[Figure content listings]
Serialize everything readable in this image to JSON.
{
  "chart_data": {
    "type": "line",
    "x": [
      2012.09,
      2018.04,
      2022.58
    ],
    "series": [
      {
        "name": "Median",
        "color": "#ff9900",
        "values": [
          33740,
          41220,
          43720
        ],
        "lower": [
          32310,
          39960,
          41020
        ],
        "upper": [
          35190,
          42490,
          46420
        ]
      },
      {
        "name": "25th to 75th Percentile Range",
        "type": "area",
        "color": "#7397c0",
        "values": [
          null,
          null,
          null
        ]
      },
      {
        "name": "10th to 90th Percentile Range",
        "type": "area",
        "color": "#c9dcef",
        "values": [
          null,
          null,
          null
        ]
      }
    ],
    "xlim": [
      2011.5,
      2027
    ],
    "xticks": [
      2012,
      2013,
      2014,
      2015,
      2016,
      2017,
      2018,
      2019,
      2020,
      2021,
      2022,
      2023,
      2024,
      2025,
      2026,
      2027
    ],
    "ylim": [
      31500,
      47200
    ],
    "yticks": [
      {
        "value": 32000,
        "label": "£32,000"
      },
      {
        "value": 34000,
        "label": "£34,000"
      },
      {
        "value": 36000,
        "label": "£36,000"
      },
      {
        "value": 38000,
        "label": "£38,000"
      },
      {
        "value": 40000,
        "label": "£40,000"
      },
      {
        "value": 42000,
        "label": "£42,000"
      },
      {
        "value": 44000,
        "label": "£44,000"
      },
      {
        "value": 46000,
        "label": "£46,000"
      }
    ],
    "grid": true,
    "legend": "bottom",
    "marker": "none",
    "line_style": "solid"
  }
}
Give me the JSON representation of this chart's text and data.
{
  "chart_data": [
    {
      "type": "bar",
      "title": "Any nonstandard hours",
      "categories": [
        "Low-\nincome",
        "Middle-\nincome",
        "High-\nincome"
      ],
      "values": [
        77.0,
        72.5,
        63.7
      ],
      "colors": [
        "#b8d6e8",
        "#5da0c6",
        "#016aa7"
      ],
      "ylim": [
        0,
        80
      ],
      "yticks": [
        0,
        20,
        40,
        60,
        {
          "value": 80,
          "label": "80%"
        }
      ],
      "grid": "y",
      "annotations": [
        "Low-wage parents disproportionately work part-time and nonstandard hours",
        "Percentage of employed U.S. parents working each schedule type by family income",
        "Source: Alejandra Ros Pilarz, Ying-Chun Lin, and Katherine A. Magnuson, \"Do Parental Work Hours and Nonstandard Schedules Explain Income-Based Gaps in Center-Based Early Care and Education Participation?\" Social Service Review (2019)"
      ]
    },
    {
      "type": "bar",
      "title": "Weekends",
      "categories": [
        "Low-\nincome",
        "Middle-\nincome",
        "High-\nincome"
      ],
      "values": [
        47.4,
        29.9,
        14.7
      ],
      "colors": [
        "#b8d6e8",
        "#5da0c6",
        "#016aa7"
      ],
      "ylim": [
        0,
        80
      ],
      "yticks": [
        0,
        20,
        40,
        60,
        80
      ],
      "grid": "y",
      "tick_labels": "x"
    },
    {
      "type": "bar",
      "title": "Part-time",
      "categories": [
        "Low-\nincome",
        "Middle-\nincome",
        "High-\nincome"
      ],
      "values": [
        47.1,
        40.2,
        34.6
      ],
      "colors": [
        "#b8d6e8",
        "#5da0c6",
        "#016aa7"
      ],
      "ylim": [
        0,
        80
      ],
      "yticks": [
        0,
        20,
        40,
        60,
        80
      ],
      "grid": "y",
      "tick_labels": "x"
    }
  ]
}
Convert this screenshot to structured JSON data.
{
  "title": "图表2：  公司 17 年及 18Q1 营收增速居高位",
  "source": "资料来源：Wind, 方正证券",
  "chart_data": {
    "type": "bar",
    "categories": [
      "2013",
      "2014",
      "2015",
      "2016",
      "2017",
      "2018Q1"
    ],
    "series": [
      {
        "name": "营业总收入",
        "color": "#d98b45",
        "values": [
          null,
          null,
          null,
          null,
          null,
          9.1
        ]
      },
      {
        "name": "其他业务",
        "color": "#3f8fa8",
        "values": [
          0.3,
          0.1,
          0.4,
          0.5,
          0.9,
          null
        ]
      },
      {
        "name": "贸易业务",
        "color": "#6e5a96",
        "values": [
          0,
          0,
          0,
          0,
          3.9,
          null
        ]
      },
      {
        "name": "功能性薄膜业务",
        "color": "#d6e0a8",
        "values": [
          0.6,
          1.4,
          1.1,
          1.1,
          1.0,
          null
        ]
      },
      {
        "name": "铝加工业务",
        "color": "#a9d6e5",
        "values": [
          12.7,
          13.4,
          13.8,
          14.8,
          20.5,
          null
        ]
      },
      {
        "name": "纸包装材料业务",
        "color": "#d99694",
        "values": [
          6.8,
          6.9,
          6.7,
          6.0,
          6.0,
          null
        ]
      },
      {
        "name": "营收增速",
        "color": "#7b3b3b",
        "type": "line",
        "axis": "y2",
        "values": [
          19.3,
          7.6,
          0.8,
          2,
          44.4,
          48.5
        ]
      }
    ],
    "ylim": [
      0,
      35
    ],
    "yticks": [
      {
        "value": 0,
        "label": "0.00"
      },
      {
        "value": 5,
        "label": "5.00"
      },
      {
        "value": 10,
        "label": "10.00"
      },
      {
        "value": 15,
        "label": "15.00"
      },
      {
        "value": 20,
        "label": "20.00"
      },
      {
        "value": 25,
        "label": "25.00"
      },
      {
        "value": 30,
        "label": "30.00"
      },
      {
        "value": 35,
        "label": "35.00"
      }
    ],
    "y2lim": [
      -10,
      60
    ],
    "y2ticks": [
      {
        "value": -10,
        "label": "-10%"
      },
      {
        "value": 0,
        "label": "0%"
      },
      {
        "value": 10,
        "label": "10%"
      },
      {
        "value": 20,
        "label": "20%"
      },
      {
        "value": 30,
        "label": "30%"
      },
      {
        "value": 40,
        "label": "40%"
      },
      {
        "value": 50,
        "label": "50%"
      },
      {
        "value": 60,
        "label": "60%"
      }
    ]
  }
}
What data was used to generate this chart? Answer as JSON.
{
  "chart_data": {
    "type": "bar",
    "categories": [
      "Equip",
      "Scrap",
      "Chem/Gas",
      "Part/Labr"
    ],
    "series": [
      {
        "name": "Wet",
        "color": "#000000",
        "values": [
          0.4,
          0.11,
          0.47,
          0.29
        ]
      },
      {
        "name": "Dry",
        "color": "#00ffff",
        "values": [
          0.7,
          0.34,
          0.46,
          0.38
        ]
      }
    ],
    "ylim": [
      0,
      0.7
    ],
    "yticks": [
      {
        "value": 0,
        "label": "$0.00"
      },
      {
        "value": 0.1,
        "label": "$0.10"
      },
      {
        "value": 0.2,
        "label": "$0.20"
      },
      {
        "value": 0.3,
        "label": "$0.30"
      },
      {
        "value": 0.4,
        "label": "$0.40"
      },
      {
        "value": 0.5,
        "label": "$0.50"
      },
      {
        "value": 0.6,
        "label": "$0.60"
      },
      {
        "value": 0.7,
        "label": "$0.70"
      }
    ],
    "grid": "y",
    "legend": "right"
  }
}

Problem details | Copy out each line of the data where the string "name" appears.

The solution |
        "name": "Median",
        "name": "25th to 75th Percentile Range",
        "name": "10th to 90th Percentile Range",
        "name": "营业总收入",
        "name": "其他业务",
        "name": "贸易业务",
        "name": "功能性薄膜业务",
        "name": "铝加工业务",
        "name": "纸包装材料业务",
        "name": "营收增速",
        "name": "Wet",
        "name": "Dry",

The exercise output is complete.